# Data supplied
>> BEGIN

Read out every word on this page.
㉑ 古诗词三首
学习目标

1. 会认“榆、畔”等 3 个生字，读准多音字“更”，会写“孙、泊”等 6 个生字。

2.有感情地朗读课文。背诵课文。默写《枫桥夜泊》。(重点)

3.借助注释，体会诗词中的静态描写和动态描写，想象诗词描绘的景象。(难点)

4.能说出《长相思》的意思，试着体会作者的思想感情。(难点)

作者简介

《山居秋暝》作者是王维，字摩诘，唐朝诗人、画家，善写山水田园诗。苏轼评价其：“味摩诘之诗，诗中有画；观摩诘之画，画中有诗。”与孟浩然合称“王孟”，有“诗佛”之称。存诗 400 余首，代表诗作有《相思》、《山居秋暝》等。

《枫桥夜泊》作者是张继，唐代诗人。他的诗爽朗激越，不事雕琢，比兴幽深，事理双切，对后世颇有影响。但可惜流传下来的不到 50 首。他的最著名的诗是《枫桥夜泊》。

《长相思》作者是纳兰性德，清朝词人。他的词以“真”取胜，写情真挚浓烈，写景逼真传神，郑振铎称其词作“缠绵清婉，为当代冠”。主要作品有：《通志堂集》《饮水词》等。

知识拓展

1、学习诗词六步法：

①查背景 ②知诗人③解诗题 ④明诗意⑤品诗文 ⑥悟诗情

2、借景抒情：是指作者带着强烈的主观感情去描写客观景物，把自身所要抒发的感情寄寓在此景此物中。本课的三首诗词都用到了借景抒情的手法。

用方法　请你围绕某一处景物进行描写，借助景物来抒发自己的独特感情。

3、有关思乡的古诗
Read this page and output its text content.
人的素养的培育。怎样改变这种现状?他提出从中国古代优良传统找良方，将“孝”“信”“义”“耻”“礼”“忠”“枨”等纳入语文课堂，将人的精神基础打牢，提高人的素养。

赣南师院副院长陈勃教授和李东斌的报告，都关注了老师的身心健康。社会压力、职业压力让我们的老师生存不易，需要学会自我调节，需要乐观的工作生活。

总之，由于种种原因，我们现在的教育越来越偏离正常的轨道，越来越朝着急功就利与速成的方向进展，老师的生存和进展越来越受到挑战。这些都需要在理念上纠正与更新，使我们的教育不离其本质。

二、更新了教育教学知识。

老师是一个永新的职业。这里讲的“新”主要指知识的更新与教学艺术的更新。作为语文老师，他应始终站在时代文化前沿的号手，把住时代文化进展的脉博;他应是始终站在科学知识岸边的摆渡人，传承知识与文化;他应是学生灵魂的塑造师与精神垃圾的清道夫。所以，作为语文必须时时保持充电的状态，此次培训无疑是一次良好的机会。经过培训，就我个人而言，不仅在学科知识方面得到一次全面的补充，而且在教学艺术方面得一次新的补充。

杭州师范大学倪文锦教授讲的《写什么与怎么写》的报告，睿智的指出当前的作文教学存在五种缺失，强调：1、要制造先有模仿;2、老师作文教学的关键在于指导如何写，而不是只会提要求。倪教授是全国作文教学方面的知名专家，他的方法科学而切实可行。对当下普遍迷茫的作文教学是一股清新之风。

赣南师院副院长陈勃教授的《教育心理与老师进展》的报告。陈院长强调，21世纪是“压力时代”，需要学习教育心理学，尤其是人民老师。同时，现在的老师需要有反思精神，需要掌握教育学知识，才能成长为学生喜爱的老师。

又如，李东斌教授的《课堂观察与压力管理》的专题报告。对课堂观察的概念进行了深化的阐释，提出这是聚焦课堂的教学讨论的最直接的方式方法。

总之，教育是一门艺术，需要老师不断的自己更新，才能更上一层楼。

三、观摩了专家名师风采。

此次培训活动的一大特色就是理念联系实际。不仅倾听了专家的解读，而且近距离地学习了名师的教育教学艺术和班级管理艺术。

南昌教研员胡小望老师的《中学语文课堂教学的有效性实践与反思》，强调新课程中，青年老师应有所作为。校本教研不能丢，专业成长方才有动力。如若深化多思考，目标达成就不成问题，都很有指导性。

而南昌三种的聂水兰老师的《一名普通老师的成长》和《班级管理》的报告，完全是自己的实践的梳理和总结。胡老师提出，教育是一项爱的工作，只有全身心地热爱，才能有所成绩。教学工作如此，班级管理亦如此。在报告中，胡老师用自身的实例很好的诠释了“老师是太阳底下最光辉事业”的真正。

>> END

# Exercise description
Locate the word "this" in the records and collect each line it appears in.

# Exercise result
Read out every word on this page.
Read this page and output its text content.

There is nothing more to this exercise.